** BEGIN Input **

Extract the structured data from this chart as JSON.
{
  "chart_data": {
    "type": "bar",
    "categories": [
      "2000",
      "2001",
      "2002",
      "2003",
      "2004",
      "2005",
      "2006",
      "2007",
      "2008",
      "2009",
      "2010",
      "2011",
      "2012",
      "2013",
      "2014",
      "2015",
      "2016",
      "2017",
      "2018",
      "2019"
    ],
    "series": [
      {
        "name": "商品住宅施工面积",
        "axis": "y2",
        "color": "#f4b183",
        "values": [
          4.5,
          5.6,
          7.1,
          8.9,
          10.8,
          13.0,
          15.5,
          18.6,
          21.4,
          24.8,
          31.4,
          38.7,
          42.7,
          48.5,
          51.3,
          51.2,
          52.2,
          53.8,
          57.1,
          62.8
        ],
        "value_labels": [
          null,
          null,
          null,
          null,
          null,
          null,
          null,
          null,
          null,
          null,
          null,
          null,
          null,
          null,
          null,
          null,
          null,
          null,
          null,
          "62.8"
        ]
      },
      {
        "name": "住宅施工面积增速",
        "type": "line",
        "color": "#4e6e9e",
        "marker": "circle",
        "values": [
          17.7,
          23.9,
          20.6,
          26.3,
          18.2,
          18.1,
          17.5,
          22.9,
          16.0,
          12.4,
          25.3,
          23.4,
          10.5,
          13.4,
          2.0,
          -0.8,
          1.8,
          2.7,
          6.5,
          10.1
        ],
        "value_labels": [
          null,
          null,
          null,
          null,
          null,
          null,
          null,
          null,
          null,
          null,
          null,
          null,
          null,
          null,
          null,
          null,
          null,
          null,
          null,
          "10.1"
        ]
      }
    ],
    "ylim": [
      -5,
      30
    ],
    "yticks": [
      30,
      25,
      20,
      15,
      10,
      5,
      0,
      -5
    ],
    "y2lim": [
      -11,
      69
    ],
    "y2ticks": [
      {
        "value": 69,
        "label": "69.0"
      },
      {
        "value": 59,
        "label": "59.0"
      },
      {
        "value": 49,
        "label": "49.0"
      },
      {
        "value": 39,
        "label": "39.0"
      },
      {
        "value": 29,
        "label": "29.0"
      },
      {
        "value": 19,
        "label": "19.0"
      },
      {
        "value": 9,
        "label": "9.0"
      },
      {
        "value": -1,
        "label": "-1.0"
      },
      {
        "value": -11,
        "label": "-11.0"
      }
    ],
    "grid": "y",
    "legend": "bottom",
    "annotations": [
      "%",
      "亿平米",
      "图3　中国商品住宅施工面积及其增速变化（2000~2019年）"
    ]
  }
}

** END Input **

#### Given problem
Reproduce all the data word for word.

#### Task response
Extract the structured data from this chart as JSON.
{
  "chart_data": {
    "type": "bar",
    "categories": [
      "2000",
      "2001",
      "2002",
      "2003",
      "2004",
      "2005",
      "2006",
      "2007",
      "2008",
      "2009",
      "2010",
      "2011",
      "2012",
      "2013",
      "2014",
      "2015",
      "2016",
      "2017",
      "2018",
      "2019"
    ],
    "series": [
      {
        "name": "商品住宅施工面积",
        "axis": "y2",
        "color": "#f4b183",
        "values": [
          4.5,
          5.6,
          7.1,
          8.9,
          10.8,
          13.0,
          15.5,
          18.6,
          21.4,
          24.8,
          31.4,
          38.7,
          42.7,
          48.5,
          51.3,
          51.2,
          52.2,
          53.8,
          57.1,
          62.8
        ],
        "value_labels": [
          null,
          null,
          null,
          null,
          null,
          null,
          null,
          null,
          null,
          null,
          null,
          null,
          null,
          null,
          null,
          null,
          null,
          null,
          null,
          "62.8"
        ]
      },
      {
        "name": "住宅施工面积增速",
        "type": "line",
        "color": "#4e6e9e",
        "marker": "circle",
        "values": [
          17.7,
          23.9,
          20.6,
          26.3,
          18.2,
          18.1,
          17.5,
          22.9,
          16.0,
          12.4,
          25.3,
          23.4,
          10.5,
          13.4,
          2.0,
          -0.8,
          1.8,
          2.7,
          6.5,
          10.1
        ],
        "value_labels": [
          null,
          null,
          null,
          null,
          null,
          null,
          null,
          null,
          null,
          null,
          null,
          null,
          null,
          null,
          null,
          null,
          null,
          null,
          null,
          "10.1"
        ]
      }
    ],
    "ylim": [
      -5,
      30
    ],
    "yticks": [
      30,
      25,
      20,
      15,
      10,
      5,
      0,
      -5
    ],
    "y2lim": [
      -11,
      69
    ],
    "y2ticks": [
      {
        "value": 69,
        "label": "69.0"
      },
      {
        "value": 59,
        "label": "59.0"
      },
      {
        "value": 49,
        "label": "49.0"
      },
      {
        "value": 39,
        "label": "39.0"
      },
      {
        "value": 29,
        "label": "29.0"
      },
      {
        "value": 19,
        "label": "19.0"
      },
      {
        "value": 9,
        "label": "9.0"
      },
      {
        "value": -1,
        "label": "-1.0"
      },
      {
        "value": -11,
        "label": "-11.0"
      }
    ],
    "grid": "y",
    "legend": "bottom",
    "annotations": [
      "%",
      "亿平米",
      "图3　中国商品住宅施工面积及其增速变化（2000~2019年）"
    ]
  }
}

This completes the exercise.